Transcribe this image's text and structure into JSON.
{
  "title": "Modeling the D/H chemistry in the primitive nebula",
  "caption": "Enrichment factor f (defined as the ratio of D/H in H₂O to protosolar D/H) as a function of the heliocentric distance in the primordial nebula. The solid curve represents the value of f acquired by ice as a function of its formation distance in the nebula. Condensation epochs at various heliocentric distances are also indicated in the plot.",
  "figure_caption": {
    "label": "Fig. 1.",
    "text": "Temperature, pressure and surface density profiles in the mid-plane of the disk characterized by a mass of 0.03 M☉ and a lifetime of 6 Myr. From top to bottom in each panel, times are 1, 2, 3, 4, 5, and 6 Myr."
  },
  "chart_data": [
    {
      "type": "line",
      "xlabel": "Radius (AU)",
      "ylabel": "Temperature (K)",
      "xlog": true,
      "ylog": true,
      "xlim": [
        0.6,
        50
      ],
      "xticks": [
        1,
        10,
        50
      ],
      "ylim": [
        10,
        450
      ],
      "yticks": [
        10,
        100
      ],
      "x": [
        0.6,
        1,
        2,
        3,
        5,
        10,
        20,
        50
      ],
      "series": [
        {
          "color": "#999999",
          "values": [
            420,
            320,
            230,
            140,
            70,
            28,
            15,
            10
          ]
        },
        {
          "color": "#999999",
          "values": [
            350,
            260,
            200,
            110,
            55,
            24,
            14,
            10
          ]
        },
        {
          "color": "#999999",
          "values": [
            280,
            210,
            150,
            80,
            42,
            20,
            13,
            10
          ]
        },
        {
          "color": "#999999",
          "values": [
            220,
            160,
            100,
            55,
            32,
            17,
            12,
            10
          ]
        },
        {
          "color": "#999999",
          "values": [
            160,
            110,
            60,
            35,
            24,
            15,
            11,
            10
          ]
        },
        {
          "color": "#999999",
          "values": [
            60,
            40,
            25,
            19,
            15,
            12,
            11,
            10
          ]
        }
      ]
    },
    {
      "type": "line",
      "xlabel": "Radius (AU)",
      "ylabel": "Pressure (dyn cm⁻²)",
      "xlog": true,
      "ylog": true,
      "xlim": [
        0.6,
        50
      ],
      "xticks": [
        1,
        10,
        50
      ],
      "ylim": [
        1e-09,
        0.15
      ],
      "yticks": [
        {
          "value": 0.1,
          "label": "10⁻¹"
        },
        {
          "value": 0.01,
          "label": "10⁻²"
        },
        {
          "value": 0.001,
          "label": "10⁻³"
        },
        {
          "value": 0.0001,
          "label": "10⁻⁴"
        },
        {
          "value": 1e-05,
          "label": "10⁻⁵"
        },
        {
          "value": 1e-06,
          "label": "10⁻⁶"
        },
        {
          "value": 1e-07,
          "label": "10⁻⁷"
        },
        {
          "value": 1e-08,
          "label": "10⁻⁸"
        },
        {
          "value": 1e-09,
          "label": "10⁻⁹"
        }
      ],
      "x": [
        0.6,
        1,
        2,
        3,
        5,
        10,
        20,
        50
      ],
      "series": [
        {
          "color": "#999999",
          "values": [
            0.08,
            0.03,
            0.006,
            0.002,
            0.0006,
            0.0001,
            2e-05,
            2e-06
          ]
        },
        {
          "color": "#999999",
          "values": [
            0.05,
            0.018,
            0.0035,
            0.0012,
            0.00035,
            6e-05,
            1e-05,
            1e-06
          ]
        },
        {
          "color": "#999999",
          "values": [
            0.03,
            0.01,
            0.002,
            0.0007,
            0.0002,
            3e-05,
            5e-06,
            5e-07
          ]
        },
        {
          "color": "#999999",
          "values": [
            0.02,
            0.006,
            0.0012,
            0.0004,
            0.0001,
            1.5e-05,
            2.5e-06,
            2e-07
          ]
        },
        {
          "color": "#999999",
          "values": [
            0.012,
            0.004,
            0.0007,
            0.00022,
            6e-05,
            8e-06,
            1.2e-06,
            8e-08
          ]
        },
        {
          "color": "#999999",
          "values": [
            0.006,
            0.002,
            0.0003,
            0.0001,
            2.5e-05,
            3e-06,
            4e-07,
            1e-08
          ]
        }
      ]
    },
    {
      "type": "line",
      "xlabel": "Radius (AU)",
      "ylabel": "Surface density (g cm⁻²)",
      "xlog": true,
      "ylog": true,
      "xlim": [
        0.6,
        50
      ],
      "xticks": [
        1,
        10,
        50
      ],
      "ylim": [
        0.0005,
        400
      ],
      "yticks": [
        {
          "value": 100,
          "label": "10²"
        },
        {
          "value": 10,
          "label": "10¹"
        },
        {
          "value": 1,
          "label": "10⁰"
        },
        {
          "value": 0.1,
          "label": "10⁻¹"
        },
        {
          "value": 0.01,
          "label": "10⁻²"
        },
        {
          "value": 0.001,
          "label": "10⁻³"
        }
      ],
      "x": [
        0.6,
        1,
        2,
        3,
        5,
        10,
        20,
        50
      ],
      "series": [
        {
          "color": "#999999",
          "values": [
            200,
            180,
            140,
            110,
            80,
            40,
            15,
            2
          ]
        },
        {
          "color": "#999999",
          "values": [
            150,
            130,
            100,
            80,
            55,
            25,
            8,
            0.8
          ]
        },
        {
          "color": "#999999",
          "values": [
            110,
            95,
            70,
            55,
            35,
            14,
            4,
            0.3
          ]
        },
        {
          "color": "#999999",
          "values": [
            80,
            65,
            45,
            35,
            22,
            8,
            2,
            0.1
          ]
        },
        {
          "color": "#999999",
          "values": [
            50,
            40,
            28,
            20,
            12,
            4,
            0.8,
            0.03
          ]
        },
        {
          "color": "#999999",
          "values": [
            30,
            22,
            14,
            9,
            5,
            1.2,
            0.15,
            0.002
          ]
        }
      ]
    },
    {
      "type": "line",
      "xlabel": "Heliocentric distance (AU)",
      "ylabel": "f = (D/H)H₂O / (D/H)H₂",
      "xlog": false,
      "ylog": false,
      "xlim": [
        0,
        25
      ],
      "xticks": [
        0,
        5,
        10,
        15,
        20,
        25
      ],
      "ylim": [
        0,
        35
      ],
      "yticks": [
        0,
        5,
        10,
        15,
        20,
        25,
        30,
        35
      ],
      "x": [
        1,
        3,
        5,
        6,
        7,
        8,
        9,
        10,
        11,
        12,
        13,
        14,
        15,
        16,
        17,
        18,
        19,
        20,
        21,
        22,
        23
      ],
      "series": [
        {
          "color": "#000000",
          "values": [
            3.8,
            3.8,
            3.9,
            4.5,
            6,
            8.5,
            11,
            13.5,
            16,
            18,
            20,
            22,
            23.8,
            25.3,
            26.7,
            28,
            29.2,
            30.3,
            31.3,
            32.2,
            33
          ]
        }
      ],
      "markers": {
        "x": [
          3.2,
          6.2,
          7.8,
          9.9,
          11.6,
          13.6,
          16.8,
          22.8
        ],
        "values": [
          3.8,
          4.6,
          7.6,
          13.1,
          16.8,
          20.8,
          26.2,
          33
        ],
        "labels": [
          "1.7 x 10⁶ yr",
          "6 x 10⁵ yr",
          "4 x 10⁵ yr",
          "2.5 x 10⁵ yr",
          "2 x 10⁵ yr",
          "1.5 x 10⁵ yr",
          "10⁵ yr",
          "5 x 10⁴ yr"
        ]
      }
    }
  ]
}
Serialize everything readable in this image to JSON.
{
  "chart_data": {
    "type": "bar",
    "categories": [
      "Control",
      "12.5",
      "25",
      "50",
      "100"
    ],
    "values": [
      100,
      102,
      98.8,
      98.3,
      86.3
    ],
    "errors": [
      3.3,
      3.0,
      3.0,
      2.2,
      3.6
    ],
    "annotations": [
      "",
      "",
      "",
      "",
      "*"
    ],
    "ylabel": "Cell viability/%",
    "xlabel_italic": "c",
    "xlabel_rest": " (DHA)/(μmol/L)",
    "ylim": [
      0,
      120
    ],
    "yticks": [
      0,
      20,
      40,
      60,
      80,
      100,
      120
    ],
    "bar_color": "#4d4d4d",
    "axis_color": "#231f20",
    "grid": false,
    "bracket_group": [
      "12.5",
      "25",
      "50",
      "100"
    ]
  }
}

::::

OBJECTIVE: Give back the lines of the listing from the one with "Serialize everything readable" through the end, both included, exactly as written and with nothing added.

SOLVED PROBLEM:
Serialize everything readable in this image to JSON.
{
  "chart_data": {
    "type": "bar",
    "categories": [
      "Control",
      "12.5",
      "25",
      "50",
      "100"
    ],
    "values": [
      100,
      102,
      98.8,
      98.3,
      86.3
    ],
    "errors": [
      3.3,
      3.0,
      3.0,
      2.2,
      3.6
    ],
    "annotations": [
      "",
      "",
      "",
      "",
      "*"
    ],
    "ylabel": "Cell viability/%",
    "xlabel_italic": "c",
    "xlabel_rest": " (DHA)/(μmol/L)",
    "ylim": [
      0,
      120
    ],
    "yticks": [
      0,
      20,
      40,
      60,
      80,
      100,
      120
    ],
    "bar_color": "#4d4d4d",
    "axis_color": "#231f20",
    "grid": false,
    "bracket_group": [
      "12.5",
      "25",
      "50",
      "100"
    ]
  }
}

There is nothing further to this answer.